> **What is being asked**: Reproduce the records that follow in full, excluding any picture they contain.

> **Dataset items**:
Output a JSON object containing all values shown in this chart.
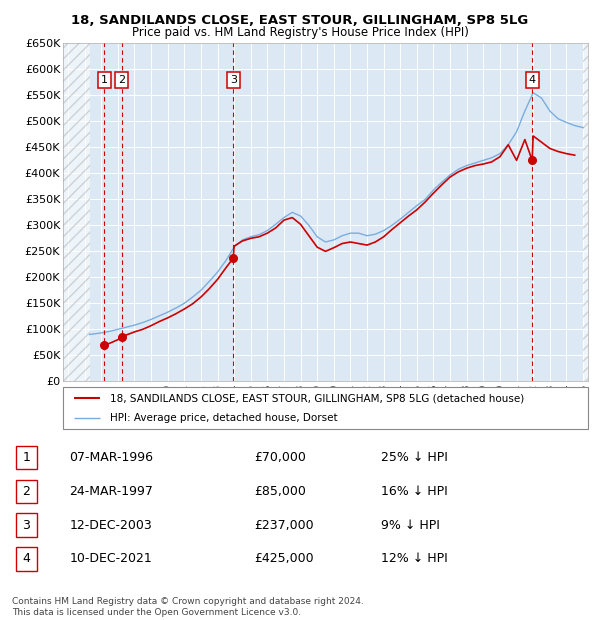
{
  "title": "18, SANDILANDS CLOSE, EAST STOUR, GILLINGHAM, SP8 5LG",
  "subtitle": "Price paid vs. HM Land Registry's House Price Index (HPI)",
  "ylim": [
    0,
    650000
  ],
  "yticks": [
    0,
    50000,
    100000,
    150000,
    200000,
    250000,
    300000,
    350000,
    400000,
    450000,
    500000,
    550000,
    600000,
    650000
  ],
  "ytick_labels": [
    "£0",
    "£50K",
    "£100K",
    "£150K",
    "£200K",
    "£250K",
    "£300K",
    "£350K",
    "£400K",
    "£450K",
    "£500K",
    "£550K",
    "£600K",
    "£650K"
  ],
  "xlim_start": 1993.7,
  "xlim_end": 2025.3,
  "hatch_end": 1995.3,
  "hatch_start_right": 2025.0,
  "background_color": "#dce9f5",
  "grid_color": "#ffffff",
  "transactions": [
    {
      "num": 1,
      "date": "07-MAR-1996",
      "year": 1996.19,
      "price": 70000
    },
    {
      "num": 2,
      "date": "24-MAR-1997",
      "year": 1997.23,
      "price": 85000
    },
    {
      "num": 3,
      "date": "12-DEC-2003",
      "year": 2003.95,
      "price": 237000
    },
    {
      "num": 4,
      "date": "10-DEC-2021",
      "year": 2021.94,
      "price": 425000
    }
  ],
  "transaction_table": [
    {
      "num": 1,
      "date": "07-MAR-1996",
      "price": "£70,000",
      "note": "25% ↓ HPI"
    },
    {
      "num": 2,
      "date": "24-MAR-1997",
      "price": "£85,000",
      "note": "16% ↓ HPI"
    },
    {
      "num": 3,
      "date": "12-DEC-2003",
      "price": "£237,000",
      "note": "9% ↓ HPI"
    },
    {
      "num": 4,
      "date": "10-DEC-2021",
      "price": "£425,000",
      "note": "12% ↓ HPI"
    }
  ],
  "legend_line1": "18, SANDILANDS CLOSE, EAST STOUR, GILLINGHAM, SP8 5LG (detached house)",
  "legend_line2": "HPI: Average price, detached house, Dorset",
  "footer": "Contains HM Land Registry data © Crown copyright and database right 2024.\nThis data is licensed under the Open Government Licence v3.0.",
  "red_color": "#cc0000",
  "blue_color": "#7aadde",
  "marker_box_color": "#cc0000",
  "vline_color": "#cc0000",
  "hpi_line": {
    "years": [
      1995.3,
      1995.5,
      1996.0,
      1996.5,
      1997.0,
      1997.5,
      1998.0,
      1998.5,
      1999.0,
      1999.5,
      2000.0,
      2000.5,
      2001.0,
      2001.5,
      2002.0,
      2002.5,
      2003.0,
      2003.5,
      2004.0,
      2004.5,
      2005.0,
      2005.5,
      2006.0,
      2006.5,
      2007.0,
      2007.5,
      2008.0,
      2008.5,
      2009.0,
      2009.5,
      2010.0,
      2010.5,
      2011.0,
      2011.5,
      2012.0,
      2012.5,
      2013.0,
      2013.5,
      2014.0,
      2014.5,
      2015.0,
      2015.5,
      2016.0,
      2016.5,
      2017.0,
      2017.5,
      2018.0,
      2018.5,
      2019.0,
      2019.5,
      2020.0,
      2020.5,
      2021.0,
      2021.5,
      2022.0,
      2022.5,
      2023.0,
      2023.5,
      2024.0,
      2024.5,
      2025.0
    ],
    "values": [
      90000,
      91000,
      93000,
      96000,
      100000,
      104000,
      108000,
      113000,
      119000,
      126000,
      133000,
      141000,
      150000,
      162000,
      175000,
      192000,
      210000,
      232000,
      258000,
      272000,
      278000,
      282000,
      290000,
      302000,
      315000,
      325000,
      318000,
      300000,
      278000,
      268000,
      272000,
      280000,
      285000,
      285000,
      280000,
      283000,
      290000,
      300000,
      312000,
      325000,
      338000,
      350000,
      368000,
      383000,
      397000,
      408000,
      415000,
      420000,
      425000,
      430000,
      438000,
      455000,
      480000,
      520000,
      555000,
      545000,
      520000,
      505000,
      498000,
      492000,
      488000
    ]
  },
  "price_line": {
    "years": [
      1996.19,
      1996.5,
      1997.0,
      1997.23,
      1997.5,
      1998.0,
      1998.5,
      1999.0,
      1999.5,
      2000.0,
      2000.5,
      2001.0,
      2001.5,
      2002.0,
      2002.5,
      2003.0,
      2003.5,
      2003.95,
      2004.0,
      2004.5,
      2005.0,
      2005.5,
      2006.0,
      2006.5,
      2007.0,
      2007.5,
      2008.0,
      2008.5,
      2009.0,
      2009.5,
      2010.0,
      2010.5,
      2011.0,
      2011.5,
      2012.0,
      2012.5,
      2013.0,
      2013.5,
      2014.0,
      2014.5,
      2015.0,
      2015.5,
      2016.0,
      2016.5,
      2017.0,
      2017.5,
      2018.0,
      2018.5,
      2019.0,
      2019.5,
      2020.0,
      2020.5,
      2021.0,
      2021.5,
      2021.94,
      2022.0,
      2022.5,
      2023.0,
      2023.5,
      2024.0,
      2024.5
    ],
    "values": [
      70000,
      73000,
      80000,
      85000,
      89000,
      95000,
      100000,
      107000,
      115000,
      122000,
      130000,
      139000,
      149000,
      162000,
      178000,
      196000,
      218000,
      237000,
      260000,
      270000,
      275000,
      278000,
      285000,
      295000,
      310000,
      315000,
      302000,
      280000,
      258000,
      250000,
      257000,
      265000,
      268000,
      265000,
      262000,
      268000,
      278000,
      292000,
      305000,
      318000,
      330000,
      345000,
      362000,
      378000,
      393000,
      403000,
      410000,
      415000,
      418000,
      422000,
      432000,
      455000,
      425000,
      465000,
      425000,
      472000,
      460000,
      448000,
      442000,
      438000,
      435000
    ]
  }
}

> **Solution to this exercise**:
Output a JSON object containing all values shown in this chart.
{
  "title": "18, SANDILANDS CLOSE, EAST STOUR, GILLINGHAM, SP8 5LG",
  "subtitle": "Price paid vs. HM Land Registry's House Price Index (HPI)",
  "ylim": [
    0,
    650000
  ],
  "yticks": [
    0,
    50000,
    100000,
    150000,
    200000,
    250000,
    300000,
    350000,
    400000,
    450000,
    500000,
    550000,
    600000,
    650000
  ],
  "ytick_labels": [
    "£0",
    "£50K",
    "£100K",
    "£150K",
    "£200K",
    "£250K",
    "£300K",
    "£350K",
    "£400K",
    "£450K",
    "£500K",
    "£550K",
    "£600K",
    "£650K"
  ],
  "xlim_start": 1993.7,
  "xlim_end": 2025.3,
  "hatch_end": 1995.3,
  "hatch_start_right": 2025.0,
  "background_color": "#dce9f5",
  "grid_color": "#ffffff",
  "transactions": [
    {
      "num": 1,
      "date": "07-MAR-1996",
      "year": 1996.19,
      "price": 70000
    },
    {
      "num": 2,
      "date": "24-MAR-1997",
      "year": 1997.23,
      "price": 85000
    },
    {
      "num": 3,
      "date": "12-DEC-2003",
      "year": 2003.95,
      "price": 237000
    },
    {
      "num": 4,
      "date": "10-DEC-2021",
      "year": 2021.94,
      "price": 425000
    }
  ],
  "transaction_table": [
    {
      "num": 1,
      "date": "07-MAR-1996",
      "price": "£70,000",
      "note": "25% ↓ HPI"
    },
    {
      "num": 2,
      "date": "24-MAR-1997",
      "price": "£85,000",
      "note": "16% ↓ HPI"
    },
    {
      "num": 3,
      "date": "12-DEC-2003",
      "price": "£237,000",
      "note": "9% ↓ HPI"
    },
    {
      "num": 4,
      "date": "10-DEC-2021",
      "price": "£425,000",
      "note": "12% ↓ HPI"
    }
  ],
  "legend_line1": "18, SANDILANDS CLOSE, EAST STOUR, GILLINGHAM, SP8 5LG (detached house)",
  "legend_line2": "HPI: Average price, detached house, Dorset",
  "footer": "Contains HM Land Registry data © Crown copyright and database right 2024.\nThis data is licensed under the Open Government Licence v3.0.",
  "red_color": "#cc0000",
  "blue_color": "#7aadde",
  "marker_box_color": "#cc0000",
  "vline_color": "#cc0000",
  "hpi_line": {
    "years": [
      1995.3,
      1995.5,
      1996.0,
      1996.5,
      1997.0,
      1997.5,
      1998.0,
      1998.5,
      1999.0,
      1999.5,
      2000.0,
      2000.5,
      2001.0,
      2001.5,
      2002.0,
      2002.5,
      2003.0,
      2003.5,
      2004.0,
      2004.5,
      2005.0,
      2005.5,
      2006.0,
      2006.5,
      2007.0,
      2007.5,
      2008.0,
      2008.5,
      2009.0,
      2009.5,
      2010.0,
      2010.5,
      2011.0,
      2011.5,
      2012.0,
      2012.5,
      2013.0,
      2013.5,
      2014.0,
      2014.5,
      2015.0,
      2015.5,
      2016.0,
      2016.5,
      2017.0,
      2017.5,
      2018.0,
      2018.5,
      2019.0,
      2019.5,
      2020.0,
      2020.5,
      2021.0,
      2021.5,
      2022.0,
      2022.5,
      2023.0,
      2023.5,
      2024.0,
      2024.5,
      2025.0
    ],
    "values": [
      90000,
      91000,
      93000,
      96000,
      100000,
      104000,
      108000,
      113000,
      119000,
      126000,
      133000,
      141000,
      150000,
      162000,
      175000,
      192000,
      210000,
      232000,
      258000,
      272000,
      278000,
      282000,
      290000,
      302000,
      315000,
      325000,
      318000,
      300000,
      278000,
      268000,
      272000,
      280000,
      285000,
      285000,
      280000,
      283000,
      290000,
      300000,
      312000,
      325000,
      338000,
      350000,
      368000,
      383000,
      397000,
      408000,
      415000,
      420000,
      425000,
      430000,
      438000,
      455000,
      480000,
      520000,
      555000,
      545000,
      520000,
      505000,
      498000,
      492000,
      488000
    ]
  },
  "price_line": {
    "years": [
      1996.19,
      1996.5,
      1997.0,
      1997.23,
      1997.5,
      1998.0,
      1998.5,
      1999.0,
      1999.5,
      2000.0,
      2000.5,
      2001.0,
      2001.5,
      2002.0,
      2002.5,
      2003.0,
      2003.5,
      2003.95,
      2004.0,
      2004.5,
      2005.0,
      2005.5,
      2006.0,
      2006.5,
      2007.0,
      2007.5,
      2008.0,
      2008.5,
      2009.0,
      2009.5,
      2010.0,
      2010.5,
      2011.0,
      2011.5,
      2012.0,
      2012.5,
      2013.0,
      2013.5,
      2014.0,
      2014.5,
      2015.0,
      2015.5,
      2016.0,
      2016.5,
      2017.0,
      2017.5,
      2018.0,
      2018.5,
      2019.0,
      2019.5,
      2020.0,
      2020.5,
      2021.0,
      2021.5,
      2021.94,
      2022.0,
      2022.5,
      2023.0,
      2023.5,
      2024.0,
      2024.5
    ],
    "values": [
      70000,
      73000,
      80000,
      85000,
      89000,
      95000,
      100000,
      107000,
      115000,
      122000,
      130000,
      139000,
      149000,
      162000,
      178000,
      196000,
      218000,
      237000,
      260000,
      270000,
      275000,
      278000,
      285000,
      295000,
      310000,
      315000,
      302000,
      280000,
      258000,
      250000,
      257000,
      265000,
      268000,
      265000,
      262000,
      268000,
      278000,
      292000,
      305000,
      318000,
      330000,
      345000,
      362000,
      378000,
      393000,
      403000,
      410000,
      415000,
      418000,
      422000,
      432000,
      455000,
      425000,
      465000,
      425000,
      472000,
      460000,
      448000,
      442000,
      438000,
      435000
    ]
  }
}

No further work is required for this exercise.